Collected data
---

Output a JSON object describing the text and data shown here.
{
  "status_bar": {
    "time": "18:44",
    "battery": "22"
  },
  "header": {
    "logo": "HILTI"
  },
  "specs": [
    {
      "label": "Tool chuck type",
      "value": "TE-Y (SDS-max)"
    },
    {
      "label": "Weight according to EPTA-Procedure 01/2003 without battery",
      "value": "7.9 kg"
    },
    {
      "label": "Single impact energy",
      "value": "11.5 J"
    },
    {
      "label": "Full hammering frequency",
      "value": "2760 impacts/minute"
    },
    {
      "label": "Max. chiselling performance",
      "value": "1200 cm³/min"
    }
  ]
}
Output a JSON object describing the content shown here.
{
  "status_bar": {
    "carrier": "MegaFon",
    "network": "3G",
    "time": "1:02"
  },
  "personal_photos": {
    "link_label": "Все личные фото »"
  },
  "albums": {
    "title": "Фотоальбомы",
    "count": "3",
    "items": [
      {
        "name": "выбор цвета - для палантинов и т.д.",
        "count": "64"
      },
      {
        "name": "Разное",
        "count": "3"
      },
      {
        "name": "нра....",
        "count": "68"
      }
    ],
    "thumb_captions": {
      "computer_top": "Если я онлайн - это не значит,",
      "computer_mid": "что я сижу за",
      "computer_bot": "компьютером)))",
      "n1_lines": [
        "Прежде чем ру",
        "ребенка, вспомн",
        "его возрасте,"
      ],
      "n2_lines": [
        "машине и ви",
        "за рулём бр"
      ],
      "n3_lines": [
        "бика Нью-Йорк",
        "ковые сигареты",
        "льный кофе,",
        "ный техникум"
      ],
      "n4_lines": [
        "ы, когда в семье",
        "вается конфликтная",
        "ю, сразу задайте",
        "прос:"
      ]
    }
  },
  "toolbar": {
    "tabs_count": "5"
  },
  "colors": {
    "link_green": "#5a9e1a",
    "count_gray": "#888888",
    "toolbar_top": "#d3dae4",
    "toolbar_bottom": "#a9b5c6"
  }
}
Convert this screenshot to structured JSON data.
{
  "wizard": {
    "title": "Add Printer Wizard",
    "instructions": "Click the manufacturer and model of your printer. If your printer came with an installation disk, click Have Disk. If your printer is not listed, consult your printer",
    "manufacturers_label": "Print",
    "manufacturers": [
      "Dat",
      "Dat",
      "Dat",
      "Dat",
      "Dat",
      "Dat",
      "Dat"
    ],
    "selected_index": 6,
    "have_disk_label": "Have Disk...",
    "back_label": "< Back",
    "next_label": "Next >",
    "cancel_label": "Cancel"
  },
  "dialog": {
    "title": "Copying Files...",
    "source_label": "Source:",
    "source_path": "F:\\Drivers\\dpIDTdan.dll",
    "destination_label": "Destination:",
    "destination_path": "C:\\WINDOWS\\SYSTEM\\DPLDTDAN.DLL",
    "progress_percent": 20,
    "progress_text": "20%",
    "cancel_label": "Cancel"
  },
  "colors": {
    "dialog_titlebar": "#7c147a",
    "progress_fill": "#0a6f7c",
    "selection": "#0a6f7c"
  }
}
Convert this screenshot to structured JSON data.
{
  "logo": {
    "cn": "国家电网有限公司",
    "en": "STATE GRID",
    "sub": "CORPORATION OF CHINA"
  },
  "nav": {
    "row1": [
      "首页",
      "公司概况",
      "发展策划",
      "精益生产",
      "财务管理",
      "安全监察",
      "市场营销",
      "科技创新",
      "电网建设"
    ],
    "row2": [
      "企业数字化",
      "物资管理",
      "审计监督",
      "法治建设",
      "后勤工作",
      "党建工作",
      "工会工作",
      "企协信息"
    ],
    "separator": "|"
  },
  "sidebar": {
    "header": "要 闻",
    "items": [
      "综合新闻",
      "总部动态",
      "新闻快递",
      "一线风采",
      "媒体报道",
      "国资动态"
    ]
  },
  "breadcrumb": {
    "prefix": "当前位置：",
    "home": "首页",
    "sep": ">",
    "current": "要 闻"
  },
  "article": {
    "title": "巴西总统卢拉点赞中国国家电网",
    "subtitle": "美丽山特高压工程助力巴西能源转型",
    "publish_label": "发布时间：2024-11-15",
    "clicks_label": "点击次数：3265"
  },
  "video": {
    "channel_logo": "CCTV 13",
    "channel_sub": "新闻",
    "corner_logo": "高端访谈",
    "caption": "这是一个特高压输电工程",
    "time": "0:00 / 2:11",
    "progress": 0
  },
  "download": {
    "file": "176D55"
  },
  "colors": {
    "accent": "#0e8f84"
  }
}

---

Make an exact copy of the records.

Output a JSON object describing the text and data shown here.
{
  "status_bar": {
    "time": "18:44",
    "battery": "22"
  },
  "header": {
    "logo": "HILTI"
  },
  "specs": [
    {
      "label": "Tool chuck type",
      "value": "TE-Y (SDS-max)"
    },
    {
      "label": "Weight according to EPTA-Procedure 01/2003 without battery",
      "value": "7.9 kg"
    },
    {
      "label": "Single impact energy",
      "value": "11.5 J"
    },
    {
      "label": "Full hammering frequency",
      "value": "2760 impacts/minute"
    },
    {
      "label": "Max. chiselling performance",
      "value": "1200 cm³/min"
    }
  ]
}
Output a JSON object describing the content shown here.
{
  "status_bar": {
    "carrier": "MegaFon",
    "network": "3G",
    "time": "1:02"
  },
  "personal_photos": {
    "link_label": "Все личные фото »"
  },
  "albums": {
    "title": "Фотоальбомы",
    "count": "3",
    "items": [
      {
        "name": "выбор цвета - для палантинов и т.д.",
        "count": "64"
      },
      {
        "name": "Разное",
        "count": "3"
      },
      {
        "name": "нра....",
        "count": "68"
      }
    ],
    "thumb_captions": {
      "computer_top": "Если я онлайн - это не значит,",
      "computer_mid": "что я сижу за",
      "computer_bot": "компьютером)))",
      "n1_lines": [
        "Прежде чем ру",
        "ребенка, вспомн",
        "его возрасте,"
      ],
      "n2_lines": [
        "машине и ви",
        "за рулём бр"
      ],
      "n3_lines": [
        "бика Нью-Йорк",
        "ковые сигареты",
        "льный кофе,",
        "ный техникум"
      ],
      "n4_lines": [
        "ы, когда в семье",
        "вается конфликтная",
        "ю, сразу задайте",
        "прос:"
      ]
    }
  },
  "toolbar": {
    "tabs_count": "5"
  },
  "colors": {
    "link_green": "#5a9e1a",
    "count_gray": "#888888",
    "toolbar_top": "#d3dae4",
    "toolbar_bottom": "#a9b5c6"
  }
}
Convert this screenshot to structured JSON data.
{
  "wizard": {
    "title": "Add Printer Wizard",
    "instructions": "Click the manufacturer and model of your printer. If your printer came with an installation disk, click Have Disk. If your printer is not listed, consult your printer",
    "manufacturers_label": "Print",
    "manufacturers": [
      "Dat",
      "Dat",
      "Dat",
      "Dat",
      "Dat",
      "Dat",
      "Dat"
    ],
    "selected_index": 6,
    "have_disk_label": "Have Disk...",
    "back_label": "< Back",
    "next_label": "Next >",
    "cancel_label": "Cancel"
  },
  "dialog": {
    "title": "Copying Files...",
    "source_label": "Source:",
    "source_path": "F:\\Drivers\\dpIDTdan.dll",
    "destination_label": "Destination:",
    "destination_path": "C:\\WINDOWS\\SYSTEM\\DPLDTDAN.DLL",
    "progress_percent": 20,
    "progress_text": "20%",
    "cancel_label": "Cancel"
  },
  "colors": {
    "dialog_titlebar": "#7c147a",
    "progress_fill": "#0a6f7c",
    "selection": "#0a6f7c"
  }
}
Convert this screenshot to structured JSON data.
{
  "logo": {
    "cn": "国家电网有限公司",
    "en": "STATE GRID",
    "sub": "CORPORATION OF CHINA"
  },
  "nav": {
    "row1": [
      "首页",
      "公司概况",
      "发展策划",
      "精益生产",
      "财务管理",
      "安全监察",
      "市场营销",
      "科技创新",
      "电网建设"
    ],
    "row2": [
      "企业数字化",
      "物资管理",
      "审计监督",
      "法治建设",
      "后勤工作",
      "党建工作",
      "工会工作",
      "企协信息"
    ],
    "separator": "|"
  },
  "sidebar": {
    "header": "要 闻",
    "items": [
      "综合新闻",
      "总部动态",
      "新闻快递",
      "一线风采",
      "媒体报道",
      "国资动态"
    ]
  },
  "breadcrumb": {
    "prefix": "当前位置：",
    "home": "首页",
    "sep": ">",
    "current": "要 闻"
  },
  "article": {
    "title": "巴西总统卢拉点赞中国国家电网",
    "subtitle": "美丽山特高压工程助力巴西能源转型",
    "publish_label": "发布时间：2024-11-15",
    "clicks_label": "点击次数：3265"
  },
  "video": {
    "channel_logo": "CCTV 13",
    "channel_sub": "新闻",
    "corner_logo": "高端访谈",
    "caption": "这是一个特高压输电工程",
    "time": "0:00 / 2:11",
    "progress": 0
  },
  "download": {
    "file": "176D55"
  },
  "colors": {
    "accent": "#0e8f84"
  }
}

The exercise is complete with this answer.